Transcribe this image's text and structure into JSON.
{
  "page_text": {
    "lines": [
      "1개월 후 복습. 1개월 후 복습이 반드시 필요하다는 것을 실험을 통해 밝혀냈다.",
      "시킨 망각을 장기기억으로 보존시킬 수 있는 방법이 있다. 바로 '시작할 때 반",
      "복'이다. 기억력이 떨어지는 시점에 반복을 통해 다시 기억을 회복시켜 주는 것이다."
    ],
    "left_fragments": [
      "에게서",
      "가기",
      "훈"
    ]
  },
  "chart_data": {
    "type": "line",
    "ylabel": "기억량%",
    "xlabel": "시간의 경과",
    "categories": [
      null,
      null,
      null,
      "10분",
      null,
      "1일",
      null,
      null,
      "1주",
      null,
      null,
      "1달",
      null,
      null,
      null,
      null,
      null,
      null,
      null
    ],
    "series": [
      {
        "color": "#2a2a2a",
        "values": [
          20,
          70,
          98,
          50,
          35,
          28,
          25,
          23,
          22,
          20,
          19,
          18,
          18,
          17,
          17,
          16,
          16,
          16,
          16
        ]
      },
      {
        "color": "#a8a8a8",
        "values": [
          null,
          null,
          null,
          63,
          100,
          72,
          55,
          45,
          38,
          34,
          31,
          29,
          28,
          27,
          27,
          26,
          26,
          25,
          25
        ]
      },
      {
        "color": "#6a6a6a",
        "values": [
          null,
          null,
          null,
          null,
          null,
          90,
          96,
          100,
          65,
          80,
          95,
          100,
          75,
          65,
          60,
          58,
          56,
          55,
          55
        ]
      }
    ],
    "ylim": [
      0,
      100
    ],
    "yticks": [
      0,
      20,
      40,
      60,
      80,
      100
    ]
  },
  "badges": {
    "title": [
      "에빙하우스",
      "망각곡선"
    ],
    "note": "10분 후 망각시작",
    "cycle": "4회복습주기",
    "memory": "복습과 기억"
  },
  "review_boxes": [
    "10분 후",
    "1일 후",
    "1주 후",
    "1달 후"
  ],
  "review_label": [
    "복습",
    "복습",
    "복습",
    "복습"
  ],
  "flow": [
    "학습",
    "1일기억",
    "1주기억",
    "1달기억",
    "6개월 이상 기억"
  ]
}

| PROBLEM TO SOLVE |
Scan the material above for the string "color" and return the lines that hold it.

| OUTPUT |
        "color": "#2a2a2a",
        "color": "#a8a8a8",
        "color": "#6a6a6a",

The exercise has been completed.